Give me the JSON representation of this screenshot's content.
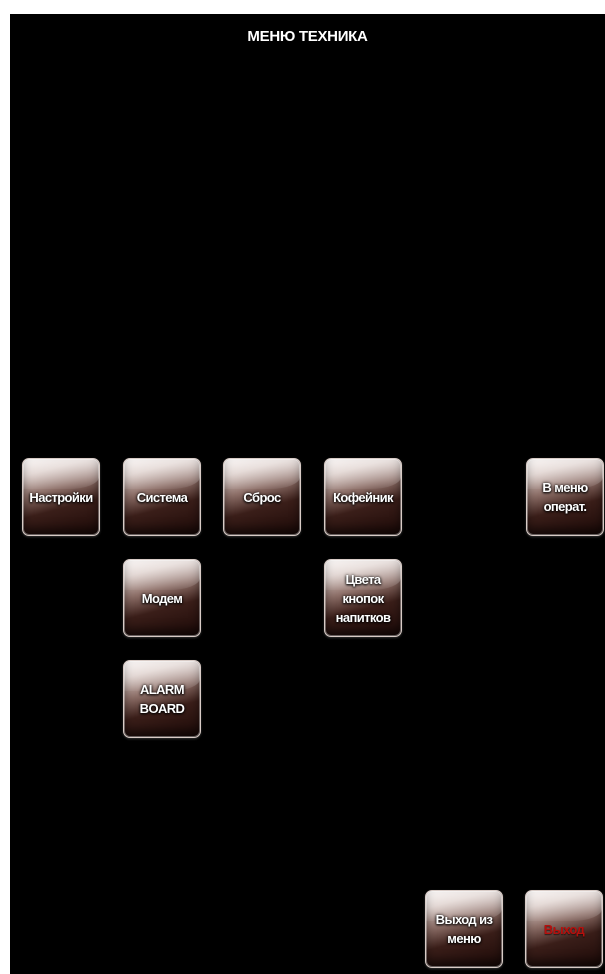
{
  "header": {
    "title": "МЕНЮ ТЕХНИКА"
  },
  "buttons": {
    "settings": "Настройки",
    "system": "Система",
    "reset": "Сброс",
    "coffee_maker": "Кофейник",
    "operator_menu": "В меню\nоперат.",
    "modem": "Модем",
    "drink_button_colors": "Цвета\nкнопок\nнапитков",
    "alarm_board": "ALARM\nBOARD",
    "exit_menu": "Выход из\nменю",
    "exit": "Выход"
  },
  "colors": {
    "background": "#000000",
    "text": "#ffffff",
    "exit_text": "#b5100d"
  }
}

---

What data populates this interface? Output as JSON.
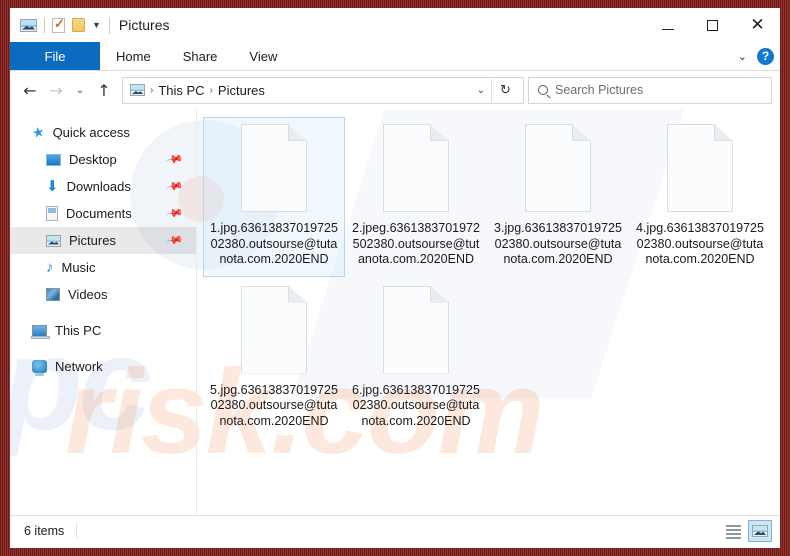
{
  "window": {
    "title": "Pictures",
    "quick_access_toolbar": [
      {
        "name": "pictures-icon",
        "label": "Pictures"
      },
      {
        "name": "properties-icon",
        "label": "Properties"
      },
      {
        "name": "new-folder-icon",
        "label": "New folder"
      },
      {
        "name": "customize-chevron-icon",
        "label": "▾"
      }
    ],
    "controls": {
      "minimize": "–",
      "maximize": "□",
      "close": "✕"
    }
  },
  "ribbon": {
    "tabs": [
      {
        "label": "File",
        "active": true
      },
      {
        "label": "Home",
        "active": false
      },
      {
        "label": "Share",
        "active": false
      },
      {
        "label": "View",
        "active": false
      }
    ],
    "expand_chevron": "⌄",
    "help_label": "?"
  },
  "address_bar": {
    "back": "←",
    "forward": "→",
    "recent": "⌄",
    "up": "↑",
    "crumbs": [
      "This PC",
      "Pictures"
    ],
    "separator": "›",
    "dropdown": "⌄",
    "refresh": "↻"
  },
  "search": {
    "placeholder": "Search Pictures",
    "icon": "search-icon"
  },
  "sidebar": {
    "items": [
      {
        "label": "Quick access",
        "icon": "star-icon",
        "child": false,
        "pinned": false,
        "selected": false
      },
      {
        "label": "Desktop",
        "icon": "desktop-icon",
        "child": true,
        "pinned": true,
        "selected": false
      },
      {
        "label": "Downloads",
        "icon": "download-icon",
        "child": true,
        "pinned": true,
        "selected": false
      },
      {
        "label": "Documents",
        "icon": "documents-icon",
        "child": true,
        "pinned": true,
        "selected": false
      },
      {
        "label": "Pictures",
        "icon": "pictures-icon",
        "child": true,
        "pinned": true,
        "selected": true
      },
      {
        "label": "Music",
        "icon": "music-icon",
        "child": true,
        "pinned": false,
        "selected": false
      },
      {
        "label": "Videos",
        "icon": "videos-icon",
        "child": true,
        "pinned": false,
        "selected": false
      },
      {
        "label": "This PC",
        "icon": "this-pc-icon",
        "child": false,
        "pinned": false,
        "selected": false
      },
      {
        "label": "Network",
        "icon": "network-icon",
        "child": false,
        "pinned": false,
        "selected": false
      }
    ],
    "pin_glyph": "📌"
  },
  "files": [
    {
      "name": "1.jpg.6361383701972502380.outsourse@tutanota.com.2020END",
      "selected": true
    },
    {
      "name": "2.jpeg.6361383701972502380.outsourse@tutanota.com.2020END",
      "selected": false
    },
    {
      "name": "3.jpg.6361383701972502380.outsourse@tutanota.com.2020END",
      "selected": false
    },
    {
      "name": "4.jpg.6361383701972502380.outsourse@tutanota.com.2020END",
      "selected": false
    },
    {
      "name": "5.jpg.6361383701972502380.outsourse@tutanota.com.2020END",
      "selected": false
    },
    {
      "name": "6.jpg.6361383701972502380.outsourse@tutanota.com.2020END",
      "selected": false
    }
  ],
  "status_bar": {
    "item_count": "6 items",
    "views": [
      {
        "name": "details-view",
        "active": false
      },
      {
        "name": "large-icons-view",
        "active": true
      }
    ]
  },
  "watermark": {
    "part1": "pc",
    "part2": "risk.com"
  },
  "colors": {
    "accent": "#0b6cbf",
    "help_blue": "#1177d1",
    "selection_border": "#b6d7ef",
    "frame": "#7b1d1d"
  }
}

◆ **What to work on**
Go over the entries above and say how many lines hold the string "tutanota", with no other text.

◆ **Complete response**
6